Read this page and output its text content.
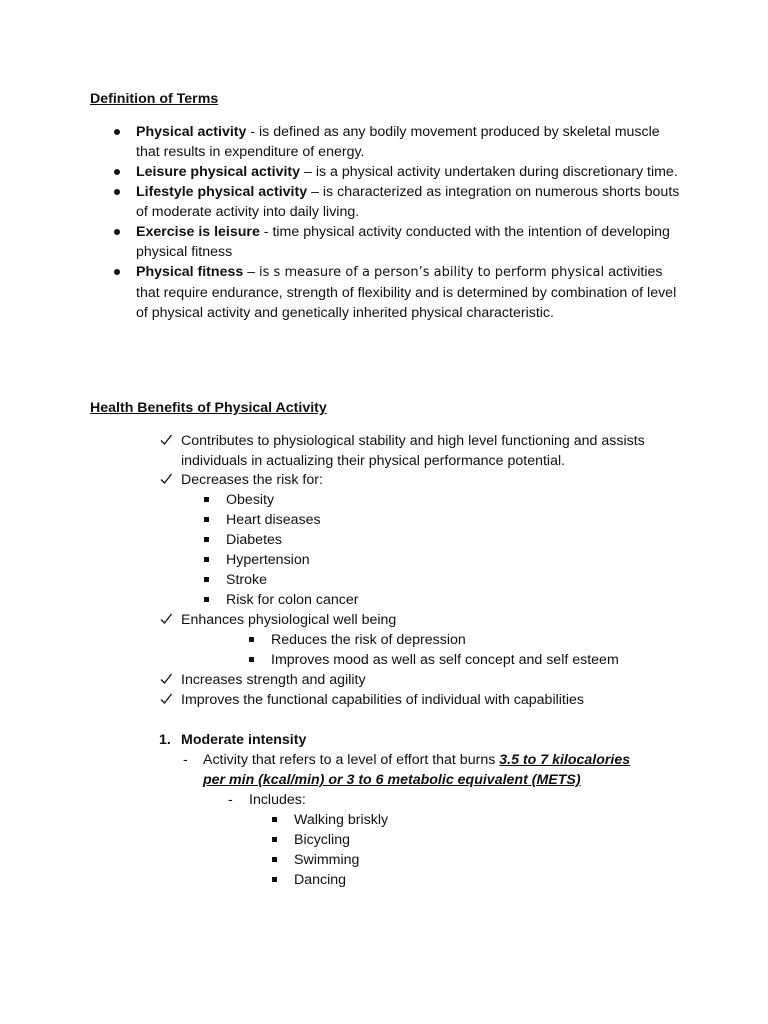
Definition of Terms
Physical activity - is defined as any bodily movement produced by skeletal muscle that results in expenditure of energy.
Leisure physical activity – is a physical activity undertaken during discretionary time.
Lifestyle physical activity – is characterized as integration on numerous shorts bouts of moderate activity into daily living.
Exercise is leisure - time physical activity conducted with the intention of developing physical fitness
Physical fitness – is s measure of a person’s ability to perform physical activities that require endurance, strength of flexibility and is determined by combination of level of physical activity and genetically inherited physical characteristic.
Health Benefits of Physical Activity
Contributes to physiological stability and high level functioning and assists
individuals in actualizing their physical performance potential.
Decreases the risk for:
Obesity
Heart diseases
Diabetes
Hypertension
Stroke
Risk for colon cancer
Enhances physiological well being
Reduces the risk of depression
Improves mood as well as self concept and self esteem
Increases strength and agility
Improves the functional capabilities of individual with capabilities
1. Moderate intensity
- Activity that refers to a level of effort that burns 3.5 to 7 kilocalories
per min (kcal/min) or 3 to 6 metabolic equivalent (METS)
- Includes:
Walking briskly
Bicycling
Swimming
Dancing
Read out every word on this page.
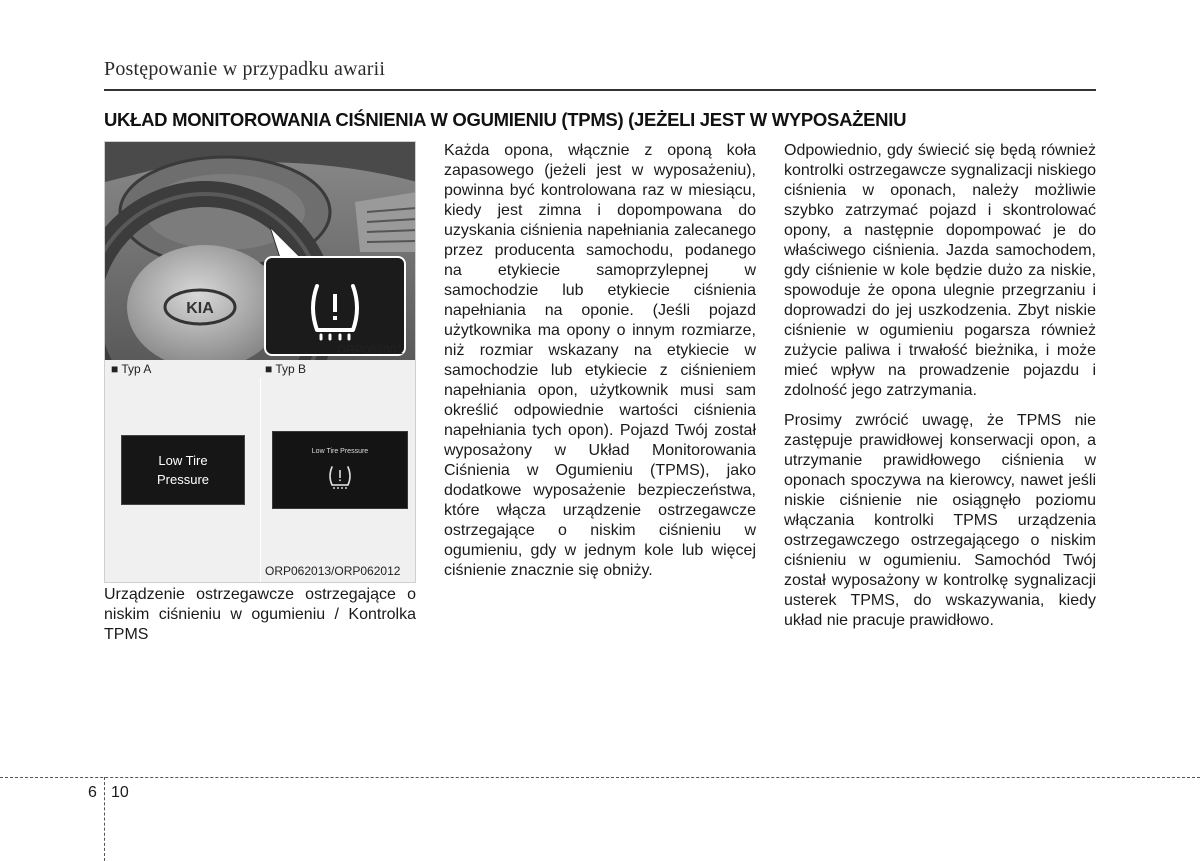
Postępowanie w przypadku awarii
UKŁAD MONITOROWANIA CIŚNIENIA W OGUMIENIU (TPMS) (JEŻELI JEST W WYPOSAŻENIU
KIA
ORP062001
■ Typ A	■ Typ B
Low Tire
Pressure
Low Tire Pressure
ORP062013/ORP062012
Urządzenie ostrzegawcze ostrzegające o niskim ciśnieniu w ogumieniu / Kontrolka TPMS

Każda opona, włącznie z oponą koła zapasowego (jeżeli jest w wyposażeniu), powinna być kontrolowana raz w miesiącu, kiedy jest zimna i dopompowana do uzyskania ciśnienia napełniania zalecanego przez producenta samochodu, podanego na etykiecie samoprzylepnej w samochodzie lub etykiecie ciśnienia napełniania na oponie. (Jeśli pojazd użytkownika ma opony o innym rozmiarze, niż rozmiar wskazany na etykiecie w samochodzie lub etykiecie z ciśnieniem napełniania opon, użytkownik musi sam określić odpowiednie wartości ciśnienia napełniania tych opon). Pojazd Twój został wyposażony w Układ Monitorowania Ciśnienia w Ogumieniu (TPMS), jako dodatkowe wyposażenie bezpieczeństwa, które włącza urządzenie ostrzegawcze ostrzegające o niskim ciśnieniu w ogumieniu, gdy w jednym kole lub więcej ciśnienie znacznie się obniży.

Odpowiednio, gdy świecić się będą również kontrolki ostrzegawcze sygnalizacji niskiego ciśnienia w oponach, należy możliwie szybko zatrzymać pojazd i skontrolować opony, a następnie dopompować je do właściwego ciśnienia. Jazda samochodem, gdy ciśnienie w kole będzie dużo za niskie, spowoduje że opona ulegnie przegrzaniu i doprowadzi do jej uszkodzenia. Zbyt niskie ciśnienie w ogumieniu pogarsza również zużycie paliwa i trwałość bieżnika, i może mieć wpływ na prowadzenie pojazdu i zdolność jego zatrzymania.

Prosimy zwrócić uwagę, że TPMS nie zastępuje prawidłowej konserwacji opon, a utrzymanie prawidłowego ciśnienia w oponach spoczywa na kierowcy, nawet jeśli niskie ciśnienie nie osiągnęło poziomu włączania kontrolki TPMS urządzenia ostrzegawczego ostrzegającego o niskim ciśnieniu w ogumieniu. Samochód Twój został wyposażony w kontrolkę sygnalizacji usterek TPMS, do wskazywania, kiedy układ nie pracuje prawidłowo.

6 10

• • • • • • •

> **The request**: Copy out each line of the records where the string "level" appears.

> **Final result**:
Physical fitness – is s measure of a person’s ability to perform physical activities that require endurance, strength of flexibility and is determined by combination of level of physical activity and genetically inherited physical characteristic.
Contributes to physiological stability and high level functioning and assists
- Activity that refers to a level of effort that burns 3.5 to 7 kilocalories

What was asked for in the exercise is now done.